Exercise instructions - Copy the records below exactly, leaving out every picture.

Exercise input -
# # # # # # #

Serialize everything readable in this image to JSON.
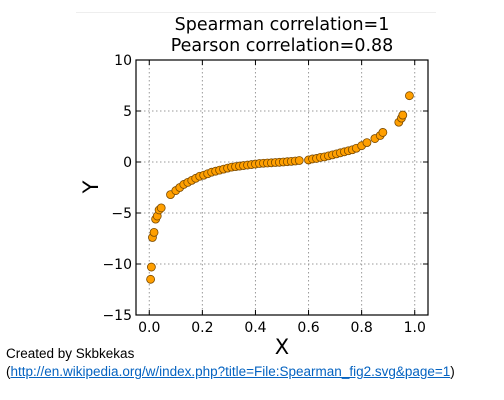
{
  "chart_data": {
    "type": "scatter",
    "title": [
      "Spearman correlation=1",
      "Pearson correlation=0.88"
    ],
    "xlabel": "X",
    "ylabel": "Y",
    "xlim": [
      -0.05,
      1.05
    ],
    "ylim": [
      -15,
      10
    ],
    "xticks": [
      0.0,
      0.2,
      0.4,
      0.6,
      0.8,
      1.0
    ],
    "xtick_labels": [
      "0.0",
      "0.2",
      "0.4",
      "0.6",
      "0.8",
      "1.0"
    ],
    "yticks": [
      -15,
      -10,
      -5,
      0,
      5,
      10
    ],
    "ytick_labels": [
      "−15",
      "−10",
      "−5",
      "0",
      "5",
      "10"
    ],
    "grid": true,
    "marker_color": "#ff9f00",
    "marker_edge": "#7a4a00",
    "x": [
      0.005,
      0.008,
      0.012,
      0.018,
      0.024,
      0.03,
      0.037,
      0.045,
      0.08,
      0.1,
      0.115,
      0.13,
      0.145,
      0.16,
      0.175,
      0.19,
      0.205,
      0.22,
      0.235,
      0.25,
      0.265,
      0.28,
      0.295,
      0.31,
      0.325,
      0.34,
      0.355,
      0.37,
      0.385,
      0.4,
      0.415,
      0.43,
      0.445,
      0.46,
      0.475,
      0.49,
      0.505,
      0.52,
      0.535,
      0.55,
      0.565,
      0.6,
      0.615,
      0.63,
      0.645,
      0.66,
      0.675,
      0.69,
      0.705,
      0.72,
      0.735,
      0.75,
      0.765,
      0.78,
      0.8,
      0.82,
      0.85,
      0.87,
      0.88,
      0.94,
      0.95,
      0.955,
      0.98
    ],
    "y": [
      -11.5,
      -10.3,
      -7.4,
      -6.9,
      -5.6,
      -5.3,
      -4.7,
      -4.5,
      -3.2,
      -2.8,
      -2.5,
      -2.2,
      -2.0,
      -1.8,
      -1.6,
      -1.4,
      -1.3,
      -1.15,
      -1.0,
      -0.9,
      -0.8,
      -0.7,
      -0.6,
      -0.5,
      -0.45,
      -0.4,
      -0.35,
      -0.3,
      -0.25,
      -0.2,
      -0.15,
      -0.12,
      -0.1,
      -0.08,
      -0.05,
      -0.03,
      0.0,
      0.03,
      0.06,
      0.1,
      0.15,
      0.2,
      0.3,
      0.35,
      0.45,
      0.5,
      0.6,
      0.7,
      0.8,
      0.9,
      1.0,
      1.1,
      1.2,
      1.35,
      1.6,
      1.9,
      2.3,
      2.6,
      2.9,
      3.9,
      4.3,
      4.6,
      6.5
    ]
  },
  "footer": {
    "credit": "Created by Skbkekas",
    "source_open": "(",
    "source_url": "http://en.wikipedia.org/w/index.php?title=File:Spearman_fig2.svg&page=1",
    "source_close": ")"
  }
}
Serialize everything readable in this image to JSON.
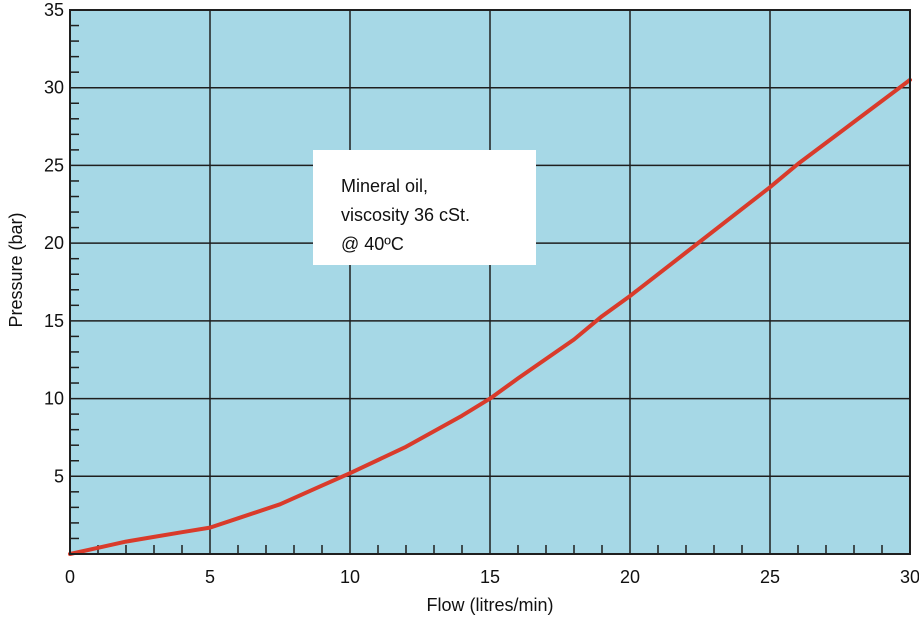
{
  "chart_data": {
    "type": "line",
    "title": "",
    "xlabel": "Flow (litres/min)",
    "ylabel": "Pressure (bar)",
    "xlim": [
      0,
      30
    ],
    "ylim": [
      0,
      35
    ],
    "x_ticks": [
      "0",
      "5",
      "10",
      "15",
      "20",
      "25",
      "30"
    ],
    "y_ticks": [
      "5",
      "10",
      "15",
      "20",
      "25",
      "30",
      "35"
    ],
    "grid": true,
    "legend": "none",
    "annotation": [
      "Mineral oil,",
      "viscosity 36 cSt.",
      "@ 40ºC"
    ],
    "colors": {
      "plot_background": "#a6d8e6",
      "line": "#d93b2b",
      "grid": "#1f1f1f"
    },
    "series": [
      {
        "x": [
          0,
          1,
          2,
          3,
          4,
          5,
          6,
          7.5,
          9,
          10,
          12,
          14,
          15,
          16,
          18,
          19,
          20,
          22,
          24,
          25,
          26,
          28,
          30
        ],
        "y": [
          0,
          0.4,
          0.8,
          1.1,
          1.4,
          1.7,
          2.3,
          3.2,
          4.4,
          5.2,
          6.9,
          8.9,
          10,
          11.3,
          13.8,
          15.3,
          16.6,
          19.4,
          22.2,
          23.6,
          25.1,
          27.8,
          30.5
        ]
      }
    ]
  }
}
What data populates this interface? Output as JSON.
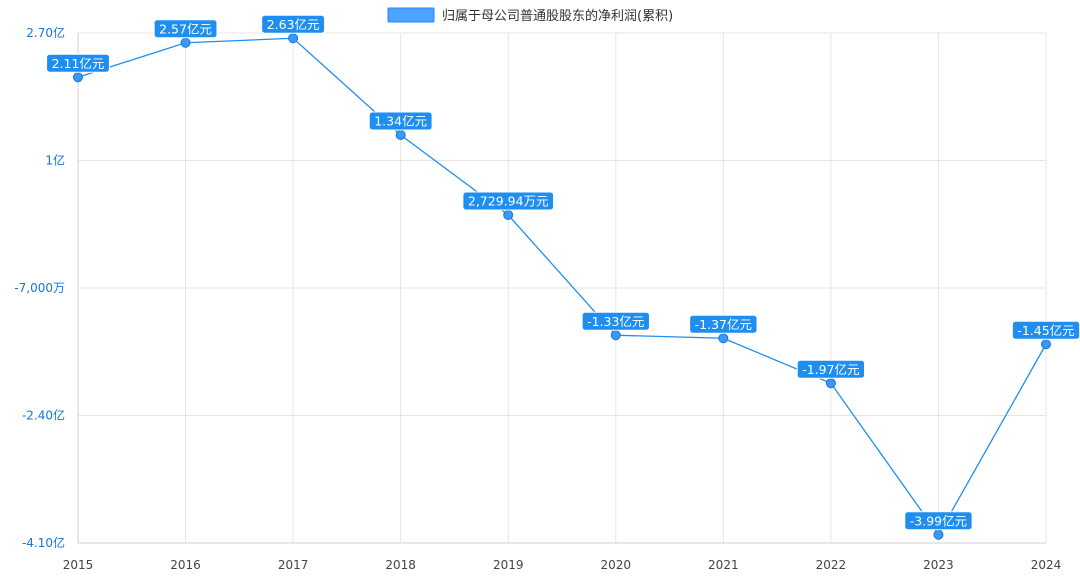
{
  "chart_data": {
    "type": "line",
    "legend": {
      "label": "归属于母公司普通股股东的净利润(累积)",
      "placement": "top-center"
    },
    "x": [
      "2015",
      "2016",
      "2017",
      "2018",
      "2019",
      "2020",
      "2021",
      "2022",
      "2023",
      "2024"
    ],
    "series": [
      {
        "name": "归属于母公司普通股股东的净利润(累积)",
        "unit": "亿元",
        "values": [
          2.11,
          2.57,
          2.63,
          1.34,
          0.272994,
          -1.33,
          -1.37,
          -1.97,
          -3.99,
          -1.45
        ],
        "labels": [
          "2.11亿元",
          "2.57亿元",
          "2.63亿元",
          "1.34亿元",
          "2,729.94万元",
          "-1.33亿元",
          "-1.37亿元",
          "-1.97亿元",
          "-3.99亿元",
          "-1.45亿元"
        ]
      }
    ],
    "y_axis": {
      "ylim": [
        -4.1,
        2.7
      ],
      "ticks": [
        {
          "value": 2.7,
          "label": "2.70亿"
        },
        {
          "value": 1.0,
          "label": "1亿"
        },
        {
          "value": -0.7,
          "label": "-7,000万"
        },
        {
          "value": -2.4,
          "label": "-2.40亿"
        },
        {
          "value": -4.1,
          "label": "-4.10亿"
        }
      ]
    },
    "grid": true,
    "colors": {
      "series": "#1f8ef1",
      "label_bg": "#1f8ef1",
      "ytick": "#1a73d9"
    }
  }
}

# # # # # # #

Right answer -
Serialize everything readable in this image to JSON.
{
  "chart_data": {
    "type": "scatter",
    "title": [
      "Spearman correlation=1",
      "Pearson correlation=0.88"
    ],
    "xlabel": "X",
    "ylabel": "Y",
    "xlim": [
      -0.05,
      1.05
    ],
    "ylim": [
      -15,
      10
    ],
    "xticks": [
      0.0,
      0.2,
      0.4,
      0.6,
      0.8,
      1.0
    ],
    "xtick_labels": [
      "0.0",
      "0.2",
      "0.4",
      "0.6",
      "0.8",
      "1.0"
    ],
    "yticks": [
      -15,
      -10,
      -5,
      0,
      5,
      10
    ],
    "ytick_labels": [
      "−15",
      "−10",
      "−5",
      "0",
      "5",
      "10"
    ],
    "grid": true,
    "marker_color": "#ff9f00",
    "marker_edge": "#7a4a00",
    "x": [
      0.005,
      0.008,
      0.012,
      0.018,
      0.024,
      0.03,
      0.037,
      0.045,
      0.08,
      0.1,
      0.115,
      0.13,
      0.145,
      0.16,
      0.175,
      0.19,
      0.205,
      0.22,
      0.235,
      0.25,
      0.265,
      0.28,
      0.295,
      0.31,
      0.325,
      0.34,
      0.355,
      0.37,
      0.385,
      0.4,
      0.415,
      0.43,
      0.445,
      0.46,
      0.475,
      0.49,
      0.505,
      0.52,
      0.535,
      0.55,
      0.565,
      0.6,
      0.615,
      0.63,
      0.645,
      0.66,
      0.675,
      0.69,
      0.705,
      0.72,
      0.735,
      0.75,
      0.765,
      0.78,
      0.8,
      0.82,
      0.85,
      0.87,
      0.88,
      0.94,
      0.95,
      0.955,
      0.98
    ],
    "y": [
      -11.5,
      -10.3,
      -7.4,
      -6.9,
      -5.6,
      -5.3,
      -4.7,
      -4.5,
      -3.2,
      -2.8,
      -2.5,
      -2.2,
      -2.0,
      -1.8,
      -1.6,
      -1.4,
      -1.3,
      -1.15,
      -1.0,
      -0.9,
      -0.8,
      -0.7,
      -0.6,
      -0.5,
      -0.45,
      -0.4,
      -0.35,
      -0.3,
      -0.25,
      -0.2,
      -0.15,
      -0.12,
      -0.1,
      -0.08,
      -0.05,
      -0.03,
      0.0,
      0.03,
      0.06,
      0.1,
      0.15,
      0.2,
      0.3,
      0.35,
      0.45,
      0.5,
      0.6,
      0.7,
      0.8,
      0.9,
      1.0,
      1.1,
      1.2,
      1.35,
      1.6,
      1.9,
      2.3,
      2.6,
      2.9,
      3.9,
      4.3,
      4.6,
      6.5
    ]
  },
  "footer": {
    "credit": "Created by Skbkekas",
    "source_open": "(",
    "source_url": "http://en.wikipedia.org/w/index.php?title=File:Spearman_fig2.svg&page=1",
    "source_close": ")"
  }
}
Serialize everything readable in this image to JSON.
{
  "chart_data": {
    "type": "line",
    "title": "",
    "xlabel": "Flow (litres/min)",
    "ylabel": "Pressure (bar)",
    "xlim": [
      0,
      30
    ],
    "ylim": [
      0,
      35
    ],
    "x_ticks": [
      "0",
      "5",
      "10",
      "15",
      "20",
      "25",
      "30"
    ],
    "y_ticks": [
      "5",
      "10",
      "15",
      "20",
      "25",
      "30",
      "35"
    ],
    "grid": true,
    "legend": "none",
    "annotation": [
      "Mineral oil,",
      "viscosity 36 cSt.",
      "@ 40ºC"
    ],
    "colors": {
      "plot_background": "#a6d8e6",
      "line": "#d93b2b",
      "grid": "#1f1f1f"
    },
    "series": [
      {
        "x": [
          0,
          1,
          2,
          3,
          4,
          5,
          6,
          7.5,
          9,
          10,
          12,
          14,
          15,
          16,
          18,
          19,
          20,
          22,
          24,
          25,
          26,
          28,
          30
        ],
        "y": [
          0,
          0.4,
          0.8,
          1.1,
          1.4,
          1.7,
          2.3,
          3.2,
          4.4,
          5.2,
          6.9,
          8.9,
          10,
          11.3,
          13.8,
          15.3,
          16.6,
          19.4,
          22.2,
          23.6,
          25.1,
          27.8,
          30.5
        ]
      }
    ]
  }
}
What data populates this interface? Output as JSON.
{
  "chart_data": {
    "type": "line",
    "legend": {
      "label": "归属于母公司普通股股东的净利润(累积)",
      "placement": "top-center"
    },
    "x": [
      "2015",
      "2016",
      "2017",
      "2018",
      "2019",
      "2020",
      "2021",
      "2022",
      "2023",
      "2024"
    ],
    "series": [
      {
        "name": "归属于母公司普通股股东的净利润(累积)",
        "unit": "亿元",
        "values": [
          2.11,
          2.57,
          2.63,
          1.34,
          0.272994,
          -1.33,
          -1.37,
          -1.97,
          -3.99,
          -1.45
        ],
        "labels": [
          "2.11亿元",
          "2.57亿元",
          "2.63亿元",
          "1.34亿元",
          "2,729.94万元",
          "-1.33亿元",
          "-1.37亿元",
          "-1.97亿元",
          "-3.99亿元",
          "-1.45亿元"
        ]
      }
    ],
    "y_axis": {
      "ylim": [
        -4.1,
        2.7
      ],
      "ticks": [
        {
          "value": 2.7,
          "label": "2.70亿"
        },
        {
          "value": 1.0,
          "label": "1亿"
        },
        {
          "value": -0.7,
          "label": "-7,000万"
        },
        {
          "value": -2.4,
          "label": "-2.40亿"
        },
        {
          "value": -4.1,
          "label": "-4.10亿"
        }
      ]
    },
    "grid": true,
    "colors": {
      "series": "#1f8ef1",
      "label_bg": "#1f8ef1",
      "ytick": "#1a73d9"
    }
  }
}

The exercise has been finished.